• GOAL
Which lines in the records below contain the word "name"? Copy each of them.

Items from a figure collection

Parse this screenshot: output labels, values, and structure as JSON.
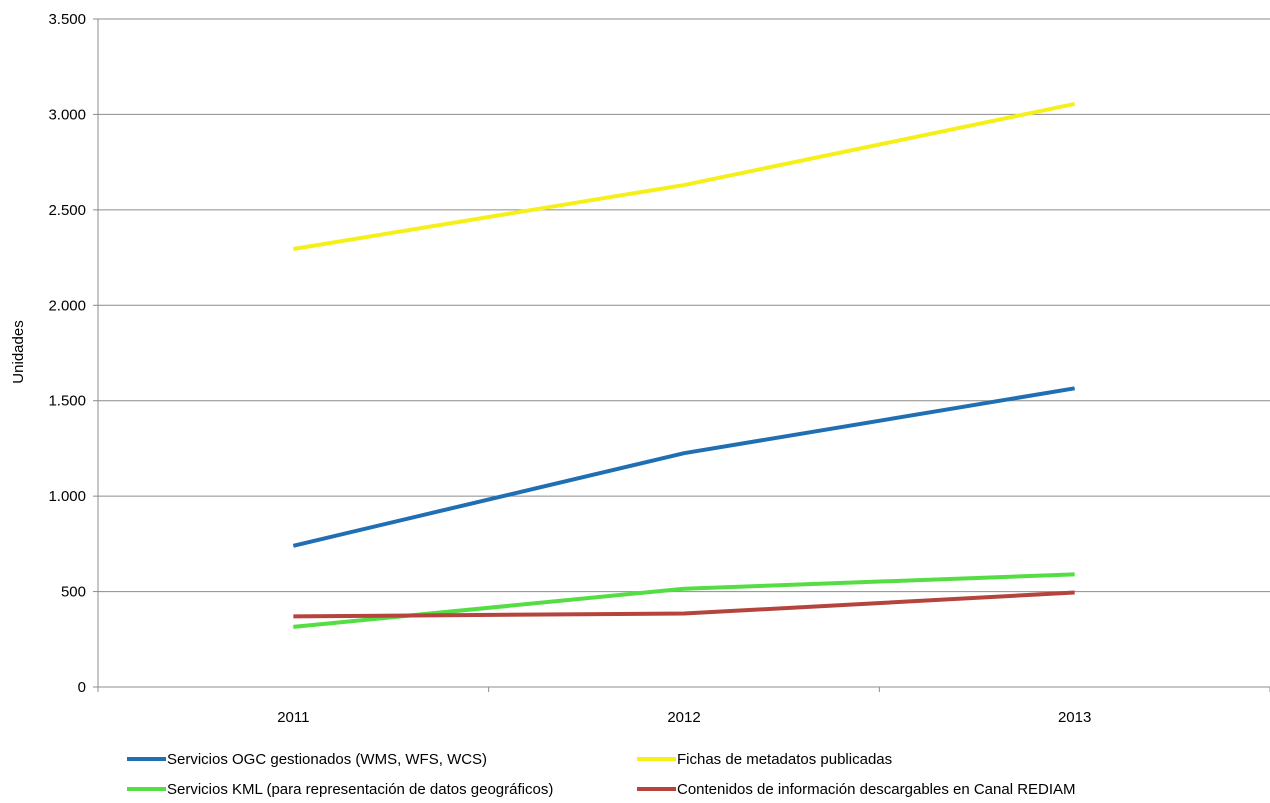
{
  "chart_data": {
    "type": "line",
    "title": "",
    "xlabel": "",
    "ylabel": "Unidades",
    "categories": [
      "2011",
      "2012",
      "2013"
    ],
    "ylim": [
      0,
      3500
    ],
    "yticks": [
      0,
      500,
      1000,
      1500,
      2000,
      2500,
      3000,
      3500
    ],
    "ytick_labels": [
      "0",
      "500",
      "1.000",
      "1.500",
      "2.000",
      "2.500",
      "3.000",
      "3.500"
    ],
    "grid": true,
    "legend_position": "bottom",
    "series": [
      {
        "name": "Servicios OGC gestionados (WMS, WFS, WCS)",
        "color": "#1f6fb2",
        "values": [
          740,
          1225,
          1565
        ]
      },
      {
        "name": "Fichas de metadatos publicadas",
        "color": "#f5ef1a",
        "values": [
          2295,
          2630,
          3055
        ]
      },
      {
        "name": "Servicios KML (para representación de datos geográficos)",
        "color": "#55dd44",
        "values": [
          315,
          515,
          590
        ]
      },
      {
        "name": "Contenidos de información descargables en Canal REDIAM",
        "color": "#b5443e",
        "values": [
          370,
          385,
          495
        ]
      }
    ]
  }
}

• FULL RESPONSE
        "name": "Servicios OGC gestionados (WMS, WFS, WCS)",
        "name": "Fichas de metadatos publicadas",
        "name": "Servicios KML (para representación de datos geográficos)",
        "name": "Contenidos de información descargables en Canal REDIAM",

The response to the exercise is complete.